For the entries below, how many lines include the word "Innovation"? Give the figure and nothing more.

■ **Record excerpts**
───

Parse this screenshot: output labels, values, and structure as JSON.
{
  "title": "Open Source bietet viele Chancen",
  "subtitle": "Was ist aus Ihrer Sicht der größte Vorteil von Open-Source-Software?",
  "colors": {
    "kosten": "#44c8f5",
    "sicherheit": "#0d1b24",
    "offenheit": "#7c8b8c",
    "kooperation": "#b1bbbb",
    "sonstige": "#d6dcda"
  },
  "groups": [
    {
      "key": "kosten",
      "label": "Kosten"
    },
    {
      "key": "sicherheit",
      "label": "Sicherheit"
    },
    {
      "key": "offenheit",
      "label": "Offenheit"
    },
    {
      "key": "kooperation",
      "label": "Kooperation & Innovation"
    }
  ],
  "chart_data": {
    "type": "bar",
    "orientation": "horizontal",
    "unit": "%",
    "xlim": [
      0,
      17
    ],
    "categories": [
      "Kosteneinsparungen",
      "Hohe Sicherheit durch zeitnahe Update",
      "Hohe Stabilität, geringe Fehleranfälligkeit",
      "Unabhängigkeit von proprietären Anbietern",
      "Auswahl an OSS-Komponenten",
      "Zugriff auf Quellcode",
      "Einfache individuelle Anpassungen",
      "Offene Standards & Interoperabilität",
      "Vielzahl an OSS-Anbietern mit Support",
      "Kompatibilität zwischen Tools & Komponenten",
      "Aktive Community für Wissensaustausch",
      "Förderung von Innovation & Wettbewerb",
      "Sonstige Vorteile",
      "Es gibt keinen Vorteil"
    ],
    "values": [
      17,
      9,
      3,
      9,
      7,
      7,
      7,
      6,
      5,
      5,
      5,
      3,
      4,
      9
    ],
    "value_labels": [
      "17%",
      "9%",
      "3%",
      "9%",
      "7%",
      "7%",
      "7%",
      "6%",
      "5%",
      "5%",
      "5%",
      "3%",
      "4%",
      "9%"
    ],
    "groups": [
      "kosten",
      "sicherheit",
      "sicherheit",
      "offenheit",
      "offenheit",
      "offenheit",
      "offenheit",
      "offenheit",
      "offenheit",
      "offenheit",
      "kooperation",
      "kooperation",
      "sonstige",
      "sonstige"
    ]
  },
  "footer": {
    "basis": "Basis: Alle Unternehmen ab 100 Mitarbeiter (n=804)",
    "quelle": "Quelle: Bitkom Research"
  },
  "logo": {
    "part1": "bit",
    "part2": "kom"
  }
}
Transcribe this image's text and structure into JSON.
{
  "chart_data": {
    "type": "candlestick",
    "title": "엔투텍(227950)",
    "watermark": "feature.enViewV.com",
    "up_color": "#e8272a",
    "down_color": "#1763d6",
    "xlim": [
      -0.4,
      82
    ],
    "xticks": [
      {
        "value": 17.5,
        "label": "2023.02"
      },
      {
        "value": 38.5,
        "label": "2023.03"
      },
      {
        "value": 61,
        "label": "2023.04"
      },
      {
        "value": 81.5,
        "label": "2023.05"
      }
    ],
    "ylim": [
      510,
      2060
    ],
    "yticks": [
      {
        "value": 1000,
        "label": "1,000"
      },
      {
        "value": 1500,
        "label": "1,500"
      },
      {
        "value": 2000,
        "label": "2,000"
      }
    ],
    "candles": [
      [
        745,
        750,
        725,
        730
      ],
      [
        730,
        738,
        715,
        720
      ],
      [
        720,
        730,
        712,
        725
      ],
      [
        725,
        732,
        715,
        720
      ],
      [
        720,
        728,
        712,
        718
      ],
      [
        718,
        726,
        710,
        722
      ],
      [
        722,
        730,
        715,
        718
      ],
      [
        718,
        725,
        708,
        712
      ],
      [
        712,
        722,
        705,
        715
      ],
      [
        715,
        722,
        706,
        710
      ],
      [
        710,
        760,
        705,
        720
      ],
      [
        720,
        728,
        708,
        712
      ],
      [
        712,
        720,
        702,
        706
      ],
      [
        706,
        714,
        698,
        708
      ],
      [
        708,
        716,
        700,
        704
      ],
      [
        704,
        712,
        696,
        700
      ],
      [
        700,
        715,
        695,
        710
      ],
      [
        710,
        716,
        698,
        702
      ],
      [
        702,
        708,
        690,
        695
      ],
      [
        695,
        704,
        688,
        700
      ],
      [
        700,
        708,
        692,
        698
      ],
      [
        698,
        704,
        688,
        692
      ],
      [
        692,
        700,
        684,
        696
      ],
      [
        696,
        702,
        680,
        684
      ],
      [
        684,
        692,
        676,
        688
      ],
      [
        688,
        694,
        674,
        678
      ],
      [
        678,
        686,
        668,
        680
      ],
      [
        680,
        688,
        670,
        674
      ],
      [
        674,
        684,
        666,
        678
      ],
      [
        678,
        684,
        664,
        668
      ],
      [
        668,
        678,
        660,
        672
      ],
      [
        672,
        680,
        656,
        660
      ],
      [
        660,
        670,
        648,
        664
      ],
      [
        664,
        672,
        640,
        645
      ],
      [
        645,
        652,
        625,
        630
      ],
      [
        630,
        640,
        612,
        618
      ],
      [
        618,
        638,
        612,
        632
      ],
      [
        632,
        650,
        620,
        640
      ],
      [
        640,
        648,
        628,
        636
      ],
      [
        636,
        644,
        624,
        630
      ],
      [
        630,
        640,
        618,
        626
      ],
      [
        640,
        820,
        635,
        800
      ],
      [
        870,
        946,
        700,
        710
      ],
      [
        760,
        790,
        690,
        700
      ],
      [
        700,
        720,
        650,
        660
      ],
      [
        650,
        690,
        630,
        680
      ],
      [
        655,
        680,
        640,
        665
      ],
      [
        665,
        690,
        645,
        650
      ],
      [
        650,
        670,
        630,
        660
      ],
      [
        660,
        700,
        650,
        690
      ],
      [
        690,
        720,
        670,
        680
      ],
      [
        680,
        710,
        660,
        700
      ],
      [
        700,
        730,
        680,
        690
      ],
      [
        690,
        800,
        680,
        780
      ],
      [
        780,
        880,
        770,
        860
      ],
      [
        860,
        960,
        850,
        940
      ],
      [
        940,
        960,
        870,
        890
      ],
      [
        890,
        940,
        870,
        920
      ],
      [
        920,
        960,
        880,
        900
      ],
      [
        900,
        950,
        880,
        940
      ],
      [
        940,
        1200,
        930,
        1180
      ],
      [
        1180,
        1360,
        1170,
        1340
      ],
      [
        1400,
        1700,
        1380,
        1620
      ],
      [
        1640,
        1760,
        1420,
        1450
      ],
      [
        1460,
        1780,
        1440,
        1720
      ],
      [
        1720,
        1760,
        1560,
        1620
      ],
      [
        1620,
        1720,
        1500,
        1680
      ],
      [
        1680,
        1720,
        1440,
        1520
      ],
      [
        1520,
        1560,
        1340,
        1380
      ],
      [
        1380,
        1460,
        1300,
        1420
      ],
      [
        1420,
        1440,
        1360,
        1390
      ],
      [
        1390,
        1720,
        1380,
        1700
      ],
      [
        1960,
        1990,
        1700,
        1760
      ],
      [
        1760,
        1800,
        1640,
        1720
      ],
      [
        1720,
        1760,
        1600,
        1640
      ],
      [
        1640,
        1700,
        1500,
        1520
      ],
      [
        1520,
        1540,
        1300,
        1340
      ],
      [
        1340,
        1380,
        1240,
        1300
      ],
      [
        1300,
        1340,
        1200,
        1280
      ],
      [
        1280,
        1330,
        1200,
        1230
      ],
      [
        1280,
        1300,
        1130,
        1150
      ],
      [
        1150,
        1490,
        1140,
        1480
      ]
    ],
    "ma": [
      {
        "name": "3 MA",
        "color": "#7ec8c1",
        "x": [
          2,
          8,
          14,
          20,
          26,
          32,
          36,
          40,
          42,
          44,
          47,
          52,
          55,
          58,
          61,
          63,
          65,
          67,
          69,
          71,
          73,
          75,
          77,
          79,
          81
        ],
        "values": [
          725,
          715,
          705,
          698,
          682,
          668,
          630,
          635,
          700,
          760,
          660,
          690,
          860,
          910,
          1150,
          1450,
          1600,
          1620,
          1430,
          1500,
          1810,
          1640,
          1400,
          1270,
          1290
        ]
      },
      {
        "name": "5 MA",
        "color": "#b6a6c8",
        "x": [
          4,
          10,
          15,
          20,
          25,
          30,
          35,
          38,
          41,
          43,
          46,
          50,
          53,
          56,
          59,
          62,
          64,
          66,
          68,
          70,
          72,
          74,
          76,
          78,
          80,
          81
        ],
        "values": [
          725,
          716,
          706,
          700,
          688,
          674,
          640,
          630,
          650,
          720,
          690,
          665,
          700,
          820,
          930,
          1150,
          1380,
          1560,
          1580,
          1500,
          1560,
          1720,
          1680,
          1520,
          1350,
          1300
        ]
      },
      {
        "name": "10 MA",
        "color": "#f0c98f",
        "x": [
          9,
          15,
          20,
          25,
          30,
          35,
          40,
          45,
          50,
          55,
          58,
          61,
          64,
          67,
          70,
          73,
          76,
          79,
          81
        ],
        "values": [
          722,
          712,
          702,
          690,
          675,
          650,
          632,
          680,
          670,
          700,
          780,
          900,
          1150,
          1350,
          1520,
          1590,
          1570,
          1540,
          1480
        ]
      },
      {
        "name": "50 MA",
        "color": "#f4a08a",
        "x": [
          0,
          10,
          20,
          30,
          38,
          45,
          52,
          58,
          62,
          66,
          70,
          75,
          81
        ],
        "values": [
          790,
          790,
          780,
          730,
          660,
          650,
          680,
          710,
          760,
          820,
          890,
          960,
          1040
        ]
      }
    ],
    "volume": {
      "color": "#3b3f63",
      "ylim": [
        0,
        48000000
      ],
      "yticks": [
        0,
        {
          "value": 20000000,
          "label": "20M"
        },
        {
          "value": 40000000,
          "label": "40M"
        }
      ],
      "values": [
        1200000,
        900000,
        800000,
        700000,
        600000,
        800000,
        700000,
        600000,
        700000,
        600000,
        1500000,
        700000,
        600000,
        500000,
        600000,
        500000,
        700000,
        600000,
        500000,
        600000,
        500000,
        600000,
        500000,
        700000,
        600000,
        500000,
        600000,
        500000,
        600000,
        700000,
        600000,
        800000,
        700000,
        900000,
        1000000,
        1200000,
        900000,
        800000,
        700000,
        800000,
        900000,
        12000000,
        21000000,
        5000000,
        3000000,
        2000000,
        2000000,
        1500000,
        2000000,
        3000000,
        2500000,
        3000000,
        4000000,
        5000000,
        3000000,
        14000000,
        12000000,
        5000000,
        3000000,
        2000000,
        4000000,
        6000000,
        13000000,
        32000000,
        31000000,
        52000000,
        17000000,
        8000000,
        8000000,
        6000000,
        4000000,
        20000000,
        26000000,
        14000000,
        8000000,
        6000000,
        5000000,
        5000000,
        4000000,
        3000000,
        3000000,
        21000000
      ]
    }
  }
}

───

■ **Output for this task**
2